Requirements: In full and without alteration, repeat the material.

Exercise inputs:
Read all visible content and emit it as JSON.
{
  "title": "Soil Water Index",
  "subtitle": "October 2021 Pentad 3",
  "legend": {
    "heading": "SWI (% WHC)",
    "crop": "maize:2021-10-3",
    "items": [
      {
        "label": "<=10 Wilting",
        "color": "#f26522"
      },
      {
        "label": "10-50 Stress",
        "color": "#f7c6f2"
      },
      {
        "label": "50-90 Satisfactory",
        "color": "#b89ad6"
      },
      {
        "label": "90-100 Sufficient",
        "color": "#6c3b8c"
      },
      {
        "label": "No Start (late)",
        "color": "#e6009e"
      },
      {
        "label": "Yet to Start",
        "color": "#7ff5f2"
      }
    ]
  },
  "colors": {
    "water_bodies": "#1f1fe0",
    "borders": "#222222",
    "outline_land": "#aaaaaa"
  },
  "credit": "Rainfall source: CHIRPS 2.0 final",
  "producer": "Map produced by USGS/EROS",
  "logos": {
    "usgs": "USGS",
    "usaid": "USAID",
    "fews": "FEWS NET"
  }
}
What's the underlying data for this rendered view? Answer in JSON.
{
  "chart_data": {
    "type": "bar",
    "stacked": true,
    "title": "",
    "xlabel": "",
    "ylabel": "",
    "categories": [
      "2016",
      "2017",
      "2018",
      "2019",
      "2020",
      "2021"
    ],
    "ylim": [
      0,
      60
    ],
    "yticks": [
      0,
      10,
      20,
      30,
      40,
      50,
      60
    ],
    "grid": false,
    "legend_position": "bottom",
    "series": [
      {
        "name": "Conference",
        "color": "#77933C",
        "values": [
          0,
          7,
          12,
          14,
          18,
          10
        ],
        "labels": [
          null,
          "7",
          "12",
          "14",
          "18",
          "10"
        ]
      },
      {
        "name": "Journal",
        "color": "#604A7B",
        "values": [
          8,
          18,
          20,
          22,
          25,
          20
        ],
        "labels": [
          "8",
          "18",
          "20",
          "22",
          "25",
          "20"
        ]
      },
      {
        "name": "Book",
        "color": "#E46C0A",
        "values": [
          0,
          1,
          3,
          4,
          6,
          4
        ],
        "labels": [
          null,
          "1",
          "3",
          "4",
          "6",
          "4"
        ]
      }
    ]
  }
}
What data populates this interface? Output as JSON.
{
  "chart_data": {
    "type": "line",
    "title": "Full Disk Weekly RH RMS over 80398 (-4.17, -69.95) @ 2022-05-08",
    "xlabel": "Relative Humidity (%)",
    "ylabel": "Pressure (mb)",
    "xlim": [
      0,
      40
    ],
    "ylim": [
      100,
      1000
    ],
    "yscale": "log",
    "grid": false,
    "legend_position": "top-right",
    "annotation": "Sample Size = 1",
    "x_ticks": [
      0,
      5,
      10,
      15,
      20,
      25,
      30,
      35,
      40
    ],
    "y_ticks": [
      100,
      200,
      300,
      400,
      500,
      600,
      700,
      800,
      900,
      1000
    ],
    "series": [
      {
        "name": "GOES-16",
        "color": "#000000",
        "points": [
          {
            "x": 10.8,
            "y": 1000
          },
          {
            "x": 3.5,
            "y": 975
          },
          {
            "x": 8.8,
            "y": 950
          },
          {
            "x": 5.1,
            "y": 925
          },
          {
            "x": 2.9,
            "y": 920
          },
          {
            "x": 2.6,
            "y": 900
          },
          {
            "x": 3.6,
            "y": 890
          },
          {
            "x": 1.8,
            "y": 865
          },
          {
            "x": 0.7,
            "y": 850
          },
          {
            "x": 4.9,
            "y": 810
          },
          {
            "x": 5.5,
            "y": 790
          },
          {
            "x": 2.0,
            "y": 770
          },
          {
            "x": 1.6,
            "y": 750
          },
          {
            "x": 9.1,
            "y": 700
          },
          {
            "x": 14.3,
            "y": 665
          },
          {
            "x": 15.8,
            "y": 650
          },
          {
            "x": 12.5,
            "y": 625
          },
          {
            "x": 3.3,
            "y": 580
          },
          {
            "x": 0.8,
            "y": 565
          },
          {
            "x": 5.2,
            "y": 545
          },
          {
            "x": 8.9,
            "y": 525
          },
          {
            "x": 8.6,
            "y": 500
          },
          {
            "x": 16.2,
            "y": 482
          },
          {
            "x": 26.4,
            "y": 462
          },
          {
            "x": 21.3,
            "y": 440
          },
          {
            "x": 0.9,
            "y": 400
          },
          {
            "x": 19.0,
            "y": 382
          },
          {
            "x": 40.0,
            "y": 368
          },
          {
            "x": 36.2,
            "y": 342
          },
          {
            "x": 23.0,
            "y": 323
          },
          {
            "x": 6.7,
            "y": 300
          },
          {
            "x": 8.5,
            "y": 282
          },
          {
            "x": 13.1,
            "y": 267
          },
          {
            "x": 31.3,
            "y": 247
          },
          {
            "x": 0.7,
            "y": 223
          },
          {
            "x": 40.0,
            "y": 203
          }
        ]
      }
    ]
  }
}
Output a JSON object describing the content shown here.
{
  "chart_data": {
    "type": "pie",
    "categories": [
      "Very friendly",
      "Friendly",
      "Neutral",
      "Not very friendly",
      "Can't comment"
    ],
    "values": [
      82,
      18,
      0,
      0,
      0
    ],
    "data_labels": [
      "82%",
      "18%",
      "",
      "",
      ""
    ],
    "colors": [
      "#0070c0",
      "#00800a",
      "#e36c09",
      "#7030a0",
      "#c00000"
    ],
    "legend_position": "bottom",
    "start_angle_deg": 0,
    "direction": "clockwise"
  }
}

Response to the exercise:
Read all visible content and emit it as JSON.
{
  "title": "Soil Water Index",
  "subtitle": "October 2021 Pentad 3",
  "legend": {
    "heading": "SWI (% WHC)",
    "crop": "maize:2021-10-3",
    "items": [
      {
        "label": "<=10 Wilting",
        "color": "#f26522"
      },
      {
        "label": "10-50 Stress",
        "color": "#f7c6f2"
      },
      {
        "label": "50-90 Satisfactory",
        "color": "#b89ad6"
      },
      {
        "label": "90-100 Sufficient",
        "color": "#6c3b8c"
      },
      {
        "label": "No Start (late)",
        "color": "#e6009e"
      },
      {
        "label": "Yet to Start",
        "color": "#7ff5f2"
      }
    ]
  },
  "colors": {
    "water_bodies": "#1f1fe0",
    "borders": "#222222",
    "outline_land": "#aaaaaa"
  },
  "credit": "Rainfall source: CHIRPS 2.0 final",
  "producer": "Map produced by USGS/EROS",
  "logos": {
    "usgs": "USGS",
    "usaid": "USAID",
    "fews": "FEWS NET"
  }
}
What's the underlying data for this rendered view? Answer in JSON.
{
  "chart_data": {
    "type": "bar",
    "stacked": true,
    "title": "",
    "xlabel": "",
    "ylabel": "",
    "categories": [
      "2016",
      "2017",
      "2018",
      "2019",
      "2020",
      "2021"
    ],
    "ylim": [
      0,
      60
    ],
    "yticks": [
      0,
      10,
      20,
      30,
      40,
      50,
      60
    ],
    "grid": false,
    "legend_position": "bottom",
    "series": [
      {
        "name": "Conference",
        "color": "#77933C",
        "values": [
          0,
          7,
          12,
          14,
          18,
          10
        ],
        "labels": [
          null,
          "7",
          "12",
          "14",
          "18",
          "10"
        ]
      },
      {
        "name": "Journal",
        "color": "#604A7B",
        "values": [
          8,
          18,
          20,
          22,
          25,
          20
        ],
        "labels": [
          "8",
          "18",
          "20",
          "22",
          "25",
          "20"
        ]
      },
      {
        "name": "Book",
        "color": "#E46C0A",
        "values": [
          0,
          1,
          3,
          4,
          6,
          4
        ],
        "labels": [
          null,
          "1",
          "3",
          "4",
          "6",
          "4"
        ]
      }
    ]
  }
}
What data populates this interface? Output as JSON.
{
  "chart_data": {
    "type": "line",
    "title": "Full Disk Weekly RH RMS over 80398 (-4.17, -69.95) @ 2022-05-08",
    "xlabel": "Relative Humidity (%)",
    "ylabel": "Pressure (mb)",
    "xlim": [
      0,
      40
    ],
    "ylim": [
      100,
      1000
    ],
    "yscale": "log",
    "grid": false,
    "legend_position": "top-right",
    "annotation": "Sample Size = 1",
    "x_ticks": [
      0,
      5,
      10,
      15,
      20,
      25,
      30,
      35,
      40
    ],
    "y_ticks": [
      100,
      200,
      300,
      400,
      500,
      600,
      700,
      800,
      900,
      1000
    ],
    "series": [
      {
        "name": "GOES-16",
        "color": "#000000",
        "points": [
          {
            "x": 10.8,
            "y": 1000
          },
          {
            "x": 3.5,
            "y": 975
          },
          {
            "x": 8.8,
            "y": 950
          },
          {
            "x": 5.1,
            "y": 925
          },
          {
            "x": 2.9,
            "y": 920
          },
          {
            "x": 2.6,
            "y": 900
          },
          {
            "x": 3.6,
            "y": 890
          },
          {
            "x": 1.8,
            "y": 865
          },
          {
            "x": 0.7,
            "y": 850
          },
          {
            "x": 4.9,
            "y": 810
          },
          {
            "x": 5.5,
            "y": 790
          },
          {
            "x": 2.0,
            "y": 770
          },
          {
            "x": 1.6,
            "y": 750
          },
          {
            "x": 9.1,
            "y": 700
          },
          {
            "x": 14.3,
            "y": 665
          },
          {
            "x": 15.8,
            "y": 650
          },
          {
            "x": 12.5,
            "y": 625
          },
          {
            "x": 3.3,
            "y": 580
          },
          {
            "x": 0.8,
            "y": 565
          },
          {
            "x": 5.2,
            "y": 545
          },
          {
            "x": 8.9,
            "y": 525
          },
          {
            "x": 8.6,
            "y": 500
          },
          {
            "x": 16.2,
            "y": 482
          },
          {
            "x": 26.4,
            "y": 462
          },
          {
            "x": 21.3,
            "y": 440
          },
          {
            "x": 0.9,
            "y": 400
          },
          {
            "x": 19.0,
            "y": 382
          },
          {
            "x": 40.0,
            "y": 368
          },
          {
            "x": 36.2,
            "y": 342
          },
          {
            "x": 23.0,
            "y": 323
          },
          {
            "x": 6.7,
            "y": 300
          },
          {
            "x": 8.5,
            "y": 282
          },
          {
            "x": 13.1,
            "y": 267
          },
          {
            "x": 31.3,
            "y": 247
          },
          {
            "x": 0.7,
            "y": 223
          },
          {
            "x": 40.0,
            "y": 203
          }
        ]
      }
    ]
  }
}
Output a JSON object describing the content shown here.
{
  "chart_data": {
    "type": "pie",
    "categories": [
      "Very friendly",
      "Friendly",
      "Neutral",
      "Not very friendly",
      "Can't comment"
    ],
    "values": [
      82,
      18,
      0,
      0,
      0
    ],
    "data_labels": [
      "82%",
      "18%",
      "",
      "",
      ""
    ],
    "colors": [
      "#0070c0",
      "#00800a",
      "#e36c09",
      "#7030a0",
      "#c00000"
    ],
    "legend_position": "bottom",
    "start_angle_deg": 0,
    "direction": "clockwise"
  }
}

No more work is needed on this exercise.